### Extracted data
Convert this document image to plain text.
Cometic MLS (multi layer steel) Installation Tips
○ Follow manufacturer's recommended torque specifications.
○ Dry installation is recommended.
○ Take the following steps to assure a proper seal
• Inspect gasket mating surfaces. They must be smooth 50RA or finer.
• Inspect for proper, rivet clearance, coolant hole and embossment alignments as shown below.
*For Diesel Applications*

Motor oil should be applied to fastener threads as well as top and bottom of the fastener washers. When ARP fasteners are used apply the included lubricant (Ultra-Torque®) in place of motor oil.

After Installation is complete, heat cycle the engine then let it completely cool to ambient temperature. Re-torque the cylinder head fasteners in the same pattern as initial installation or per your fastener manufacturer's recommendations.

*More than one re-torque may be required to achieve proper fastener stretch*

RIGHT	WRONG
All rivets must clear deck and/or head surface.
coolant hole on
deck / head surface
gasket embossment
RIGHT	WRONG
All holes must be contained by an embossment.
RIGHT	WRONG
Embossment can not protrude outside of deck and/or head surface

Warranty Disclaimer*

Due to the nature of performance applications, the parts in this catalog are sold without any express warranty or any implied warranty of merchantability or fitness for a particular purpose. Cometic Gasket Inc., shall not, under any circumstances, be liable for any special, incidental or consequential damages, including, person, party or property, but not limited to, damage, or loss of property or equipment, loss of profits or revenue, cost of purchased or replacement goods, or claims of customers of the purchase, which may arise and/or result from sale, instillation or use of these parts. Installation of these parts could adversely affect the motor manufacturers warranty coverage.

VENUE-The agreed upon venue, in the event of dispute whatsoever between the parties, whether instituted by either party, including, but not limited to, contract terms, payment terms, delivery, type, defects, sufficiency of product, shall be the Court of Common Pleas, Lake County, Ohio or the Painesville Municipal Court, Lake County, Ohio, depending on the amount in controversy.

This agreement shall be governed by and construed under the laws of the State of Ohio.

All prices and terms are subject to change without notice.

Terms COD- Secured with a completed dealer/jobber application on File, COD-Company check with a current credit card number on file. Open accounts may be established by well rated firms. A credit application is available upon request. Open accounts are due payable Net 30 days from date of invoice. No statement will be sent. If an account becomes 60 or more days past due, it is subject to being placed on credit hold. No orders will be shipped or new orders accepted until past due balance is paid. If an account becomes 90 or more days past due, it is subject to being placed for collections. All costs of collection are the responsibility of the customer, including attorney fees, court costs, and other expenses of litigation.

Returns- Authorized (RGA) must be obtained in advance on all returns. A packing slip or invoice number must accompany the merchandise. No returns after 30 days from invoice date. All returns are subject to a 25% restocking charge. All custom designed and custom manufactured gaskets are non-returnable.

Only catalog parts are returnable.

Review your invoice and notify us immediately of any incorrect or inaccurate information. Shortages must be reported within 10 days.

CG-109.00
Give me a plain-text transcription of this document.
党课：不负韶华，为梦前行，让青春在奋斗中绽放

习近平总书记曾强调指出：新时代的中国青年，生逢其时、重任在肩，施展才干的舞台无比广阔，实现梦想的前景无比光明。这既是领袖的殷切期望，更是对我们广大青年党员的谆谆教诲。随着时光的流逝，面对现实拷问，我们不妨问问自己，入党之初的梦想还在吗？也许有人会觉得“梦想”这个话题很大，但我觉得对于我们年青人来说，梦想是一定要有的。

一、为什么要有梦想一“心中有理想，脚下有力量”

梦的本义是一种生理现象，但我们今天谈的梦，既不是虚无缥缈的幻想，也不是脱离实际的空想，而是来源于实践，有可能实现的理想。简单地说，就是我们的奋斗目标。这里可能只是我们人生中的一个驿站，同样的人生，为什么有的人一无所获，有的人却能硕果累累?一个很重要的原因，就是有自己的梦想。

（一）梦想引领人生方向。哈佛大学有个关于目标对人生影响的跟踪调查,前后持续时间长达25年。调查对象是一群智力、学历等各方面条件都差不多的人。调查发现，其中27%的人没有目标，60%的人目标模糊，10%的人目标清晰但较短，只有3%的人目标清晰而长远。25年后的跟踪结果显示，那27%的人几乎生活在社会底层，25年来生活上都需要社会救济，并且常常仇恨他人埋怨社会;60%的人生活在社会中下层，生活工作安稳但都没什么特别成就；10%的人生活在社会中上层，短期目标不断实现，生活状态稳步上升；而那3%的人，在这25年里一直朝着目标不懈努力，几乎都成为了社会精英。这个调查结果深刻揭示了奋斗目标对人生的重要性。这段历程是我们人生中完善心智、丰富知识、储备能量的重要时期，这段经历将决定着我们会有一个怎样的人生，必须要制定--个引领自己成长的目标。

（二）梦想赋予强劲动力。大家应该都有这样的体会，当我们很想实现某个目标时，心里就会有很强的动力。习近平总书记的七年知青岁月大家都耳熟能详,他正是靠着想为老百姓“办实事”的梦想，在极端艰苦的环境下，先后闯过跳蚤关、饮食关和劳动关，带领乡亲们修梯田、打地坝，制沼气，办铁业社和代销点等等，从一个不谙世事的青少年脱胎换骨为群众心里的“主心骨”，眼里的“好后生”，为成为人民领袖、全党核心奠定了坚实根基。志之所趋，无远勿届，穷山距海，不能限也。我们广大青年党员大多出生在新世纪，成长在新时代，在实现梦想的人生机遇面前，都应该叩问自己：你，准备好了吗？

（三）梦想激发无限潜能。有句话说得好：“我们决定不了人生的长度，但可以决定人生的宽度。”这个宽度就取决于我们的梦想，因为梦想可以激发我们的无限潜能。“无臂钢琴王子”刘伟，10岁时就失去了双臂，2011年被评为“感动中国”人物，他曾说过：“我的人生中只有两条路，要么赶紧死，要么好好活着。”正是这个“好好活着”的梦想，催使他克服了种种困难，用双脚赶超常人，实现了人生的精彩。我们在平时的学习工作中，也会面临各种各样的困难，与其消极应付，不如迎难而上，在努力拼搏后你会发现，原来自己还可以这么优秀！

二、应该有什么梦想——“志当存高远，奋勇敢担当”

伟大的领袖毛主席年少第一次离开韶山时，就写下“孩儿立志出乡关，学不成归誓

### Aim
Return exactly the lines from the one containing "Give me a plain-text" to the last line of the data, and nothing more.

### Exercise solution
Give me a plain-text transcription of this document.
党课：不负韶华，为梦前行，让青春在奋斗中绽放

习近平总书记曾强调指出：新时代的中国青年，生逢其时、重任在肩，施展才干的舞台无比广阔，实现梦想的前景无比光明。这既是领袖的殷切期望，更是对我们广大青年党员的谆谆教诲。随着时光的流逝，面对现实拷问，我们不妨问问自己，入党之初的梦想还在吗？也许有人会觉得“梦想”这个话题很大，但我觉得对于我们年青人来说，梦想是一定要有的。

一、为什么要有梦想一“心中有理想，脚下有力量”

梦的本义是一种生理现象，但我们今天谈的梦，既不是虚无缥缈的幻想，也不是脱离实际的空想，而是来源于实践，有可能实现的理想。简单地说，就是我们的奋斗目标。这里可能只是我们人生中的一个驿站，同样的人生，为什么有的人一无所获，有的人却能硕果累累?一个很重要的原因，就是有自己的梦想。

（一）梦想引领人生方向。哈佛大学有个关于目标对人生影响的跟踪调查,前后持续时间长达25年。调查对象是一群智力、学历等各方面条件都差不多的人。调查发现，其中27%的人没有目标，60%的人目标模糊，10%的人目标清晰但较短，只有3%的人目标清晰而长远。25年后的跟踪结果显示，那27%的人几乎生活在社会底层，25年来生活上都需要社会救济，并且常常仇恨他人埋怨社会;60%的人生活在社会中下层，生活工作安稳但都没什么特别成就；10%的人生活在社会中上层，短期目标不断实现，生活状态稳步上升；而那3%的人，在这25年里一直朝着目标不懈努力，几乎都成为了社会精英。这个调查结果深刻揭示了奋斗目标对人生的重要性。这段历程是我们人生中完善心智、丰富知识、储备能量的重要时期，这段经历将决定着我们会有一个怎样的人生，必须要制定--个引领自己成长的目标。

（二）梦想赋予强劲动力。大家应该都有这样的体会，当我们很想实现某个目标时，心里就会有很强的动力。习近平总书记的七年知青岁月大家都耳熟能详,他正是靠着想为老百姓“办实事”的梦想，在极端艰苦的环境下，先后闯过跳蚤关、饮食关和劳动关，带领乡亲们修梯田、打地坝，制沼气，办铁业社和代销点等等，从一个不谙世事的青少年脱胎换骨为群众心里的“主心骨”，眼里的“好后生”，为成为人民领袖、全党核心奠定了坚实根基。志之所趋，无远勿届，穷山距海，不能限也。我们广大青年党员大多出生在新世纪，成长在新时代，在实现梦想的人生机遇面前，都应该叩问自己：你，准备好了吗？

（三）梦想激发无限潜能。有句话说得好：“我们决定不了人生的长度，但可以决定人生的宽度。”这个宽度就取决于我们的梦想，因为梦想可以激发我们的无限潜能。“无臂钢琴王子”刘伟，10岁时就失去了双臂，2011年被评为“感动中国”人物，他曾说过：“我的人生中只有两条路，要么赶紧死，要么好好活着。”正是这个“好好活着”的梦想，催使他克服了种种困难，用双脚赶超常人，实现了人生的精彩。我们在平时的学习工作中，也会面临各种各样的困难，与其消极应付，不如迎难而上，在努力拼搏后你会发现，原来自己还可以这么优秀！

二、应该有什么梦想——“志当存高远，奋勇敢担当”

伟大的领袖毛主席年少第一次离开韶山时，就写下“孩儿立志出乡关，学不成归誓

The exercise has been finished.